* Start SUPPLIED DATA *

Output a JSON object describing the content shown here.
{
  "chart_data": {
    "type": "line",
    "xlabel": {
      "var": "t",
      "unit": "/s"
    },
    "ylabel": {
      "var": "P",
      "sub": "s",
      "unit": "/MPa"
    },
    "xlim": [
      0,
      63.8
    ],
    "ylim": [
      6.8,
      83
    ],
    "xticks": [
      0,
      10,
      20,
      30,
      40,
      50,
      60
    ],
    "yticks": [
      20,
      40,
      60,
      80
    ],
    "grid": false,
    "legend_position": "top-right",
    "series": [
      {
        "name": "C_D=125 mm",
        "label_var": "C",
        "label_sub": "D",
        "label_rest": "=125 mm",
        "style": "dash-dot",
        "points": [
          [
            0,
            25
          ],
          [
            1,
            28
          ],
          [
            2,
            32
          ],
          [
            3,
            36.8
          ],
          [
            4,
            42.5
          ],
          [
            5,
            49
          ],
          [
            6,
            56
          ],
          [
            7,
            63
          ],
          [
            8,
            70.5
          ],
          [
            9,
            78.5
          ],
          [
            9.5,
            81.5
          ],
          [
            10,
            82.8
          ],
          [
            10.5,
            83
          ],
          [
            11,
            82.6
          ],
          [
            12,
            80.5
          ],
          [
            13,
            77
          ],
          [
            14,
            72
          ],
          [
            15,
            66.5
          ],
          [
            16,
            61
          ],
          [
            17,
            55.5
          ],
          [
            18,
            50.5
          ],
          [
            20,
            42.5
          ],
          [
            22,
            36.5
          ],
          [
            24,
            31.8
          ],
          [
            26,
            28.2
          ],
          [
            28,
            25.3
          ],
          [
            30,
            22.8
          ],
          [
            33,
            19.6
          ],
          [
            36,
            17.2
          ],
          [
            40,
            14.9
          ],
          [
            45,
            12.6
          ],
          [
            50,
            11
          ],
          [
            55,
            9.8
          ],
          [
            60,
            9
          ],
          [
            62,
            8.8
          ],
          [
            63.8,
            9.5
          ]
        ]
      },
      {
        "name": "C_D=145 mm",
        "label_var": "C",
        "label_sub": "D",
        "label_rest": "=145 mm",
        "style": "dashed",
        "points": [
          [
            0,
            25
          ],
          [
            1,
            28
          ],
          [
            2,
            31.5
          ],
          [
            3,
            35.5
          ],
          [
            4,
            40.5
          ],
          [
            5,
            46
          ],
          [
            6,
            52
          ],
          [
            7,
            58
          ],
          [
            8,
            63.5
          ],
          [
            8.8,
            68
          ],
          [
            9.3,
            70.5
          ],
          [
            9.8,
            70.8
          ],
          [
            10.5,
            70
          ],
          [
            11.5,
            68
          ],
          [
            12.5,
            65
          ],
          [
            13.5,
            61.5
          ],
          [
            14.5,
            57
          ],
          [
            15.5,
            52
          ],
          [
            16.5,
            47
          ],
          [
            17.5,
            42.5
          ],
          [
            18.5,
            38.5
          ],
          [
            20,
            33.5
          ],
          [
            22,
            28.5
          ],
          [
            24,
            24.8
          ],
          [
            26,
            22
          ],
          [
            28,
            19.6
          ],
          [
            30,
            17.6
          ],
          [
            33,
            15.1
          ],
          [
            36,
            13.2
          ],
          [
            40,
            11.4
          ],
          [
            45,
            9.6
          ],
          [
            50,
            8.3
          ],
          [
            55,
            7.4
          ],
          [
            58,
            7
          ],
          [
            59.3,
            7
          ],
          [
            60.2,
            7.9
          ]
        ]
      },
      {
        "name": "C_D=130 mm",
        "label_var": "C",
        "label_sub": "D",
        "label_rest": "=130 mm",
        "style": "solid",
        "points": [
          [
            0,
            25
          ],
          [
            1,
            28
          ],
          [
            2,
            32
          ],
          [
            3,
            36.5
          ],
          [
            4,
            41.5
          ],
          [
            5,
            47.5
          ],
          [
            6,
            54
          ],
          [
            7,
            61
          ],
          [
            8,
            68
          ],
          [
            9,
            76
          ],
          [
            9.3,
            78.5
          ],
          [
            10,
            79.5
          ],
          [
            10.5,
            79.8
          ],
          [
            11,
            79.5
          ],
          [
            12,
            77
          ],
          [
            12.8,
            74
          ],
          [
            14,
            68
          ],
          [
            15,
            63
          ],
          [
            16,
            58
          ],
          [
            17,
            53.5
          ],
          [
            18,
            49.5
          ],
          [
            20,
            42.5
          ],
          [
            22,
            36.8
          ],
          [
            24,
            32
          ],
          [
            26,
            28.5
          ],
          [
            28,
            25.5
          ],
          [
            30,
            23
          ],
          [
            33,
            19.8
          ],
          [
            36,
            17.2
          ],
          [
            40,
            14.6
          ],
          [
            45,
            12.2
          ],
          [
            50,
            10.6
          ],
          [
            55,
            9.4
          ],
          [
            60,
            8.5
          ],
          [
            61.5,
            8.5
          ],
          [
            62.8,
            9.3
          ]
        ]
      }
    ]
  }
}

* End SUPPLIED DATA *

Write down the full listing again, exactly.

# REPLY
Output a JSON object describing the content shown here.
{
  "chart_data": {
    "type": "line",
    "xlabel": {
      "var": "t",
      "unit": "/s"
    },
    "ylabel": {
      "var": "P",
      "sub": "s",
      "unit": "/MPa"
    },
    "xlim": [
      0,
      63.8
    ],
    "ylim": [
      6.8,
      83
    ],
    "xticks": [
      0,
      10,
      20,
      30,
      40,
      50,
      60
    ],
    "yticks": [
      20,
      40,
      60,
      80
    ],
    "grid": false,
    "legend_position": "top-right",
    "series": [
      {
        "name": "C_D=125 mm",
        "label_var": "C",
        "label_sub": "D",
        "label_rest": "=125 mm",
        "style": "dash-dot",
        "points": [
          [
            0,
            25
          ],
          [
            1,
            28
          ],
          [
            2,
            32
          ],
          [
            3,
            36.8
          ],
          [
            4,
            42.5
          ],
          [
            5,
            49
          ],
          [
            6,
            56
          ],
          [
            7,
            63
          ],
          [
            8,
            70.5
          ],
          [
            9,
            78.5
          ],
          [
            9.5,
            81.5
          ],
          [
            10,
            82.8
          ],
          [
            10.5,
            83
          ],
          [
            11,
            82.6
          ],
          [
            12,
            80.5
          ],
          [
            13,
            77
          ],
          [
            14,
            72
          ],
          [
            15,
            66.5
          ],
          [
            16,
            61
          ],
          [
            17,
            55.5
          ],
          [
            18,
            50.5
          ],
          [
            20,
            42.5
          ],
          [
            22,
            36.5
          ],
          [
            24,
            31.8
          ],
          [
            26,
            28.2
          ],
          [
            28,
            25.3
          ],
          [
            30,
            22.8
          ],
          [
            33,
            19.6
          ],
          [
            36,
            17.2
          ],
          [
            40,
            14.9
          ],
          [
            45,
            12.6
          ],
          [
            50,
            11
          ],
          [
            55,
            9.8
          ],
          [
            60,
            9
          ],
          [
            62,
            8.8
          ],
          [
            63.8,
            9.5
          ]
        ]
      },
      {
        "name": "C_D=145 mm",
        "label_var": "C",
        "label_sub": "D",
        "label_rest": "=145 mm",
        "style": "dashed",
        "points": [
          [
            0,
            25
          ],
          [
            1,
            28
          ],
          [
            2,
            31.5
          ],
          [
            3,
            35.5
          ],
          [
            4,
            40.5
          ],
          [
            5,
            46
          ],
          [
            6,
            52
          ],
          [
            7,
            58
          ],
          [
            8,
            63.5
          ],
          [
            8.8,
            68
          ],
          [
            9.3,
            70.5
          ],
          [
            9.8,
            70.8
          ],
          [
            10.5,
            70
          ],
          [
            11.5,
            68
          ],
          [
            12.5,
            65
          ],
          [
            13.5,
            61.5
          ],
          [
            14.5,
            57
          ],
          [
            15.5,
            52
          ],
          [
            16.5,
            47
          ],
          [
            17.5,
            42.5
          ],
          [
            18.5,
            38.5
          ],
          [
            20,
            33.5
          ],
          [
            22,
            28.5
          ],
          [
            24,
            24.8
          ],
          [
            26,
            22
          ],
          [
            28,
            19.6
          ],
          [
            30,
            17.6
          ],
          [
            33,
            15.1
          ],
          [
            36,
            13.2
          ],
          [
            40,
            11.4
          ],
          [
            45,
            9.6
          ],
          [
            50,
            8.3
          ],
          [
            55,
            7.4
          ],
          [
            58,
            7
          ],
          [
            59.3,
            7
          ],
          [
            60.2,
            7.9
          ]
        ]
      },
      {
        "name": "C_D=130 mm",
        "label_var": "C",
        "label_sub": "D",
        "label_rest": "=130 mm",
        "style": "solid",
        "points": [
          [
            0,
            25
          ],
          [
            1,
            28
          ],
          [
            2,
            32
          ],
          [
            3,
            36.5
          ],
          [
            4,
            41.5
          ],
          [
            5,
            47.5
          ],
          [
            6,
            54
          ],
          [
            7,
            61
          ],
          [
            8,
            68
          ],
          [
            9,
            76
          ],
          [
            9.3,
            78.5
          ],
          [
            10,
            79.5
          ],
          [
            10.5,
            79.8
          ],
          [
            11,
            79.5
          ],
          [
            12,
            77
          ],
          [
            12.8,
            74
          ],
          [
            14,
            68
          ],
          [
            15,
            63
          ],
          [
            16,
            58
          ],
          [
            17,
            53.5
          ],
          [
            18,
            49.5
          ],
          [
            20,
            42.5
          ],
          [
            22,
            36.8
          ],
          [
            24,
            32
          ],
          [
            26,
            28.5
          ],
          [
            28,
            25.5
          ],
          [
            30,
            23
          ],
          [
            33,
            19.8
          ],
          [
            36,
            17.2
          ],
          [
            40,
            14.6
          ],
          [
            45,
            12.2
          ],
          [
            50,
            10.6
          ],
          [
            55,
            9.4
          ],
          [
            60,
            8.5
          ],
          [
            61.5,
            8.5
          ],
          [
            62.8,
            9.3
          ]
        ]
      }
    ]
  }
}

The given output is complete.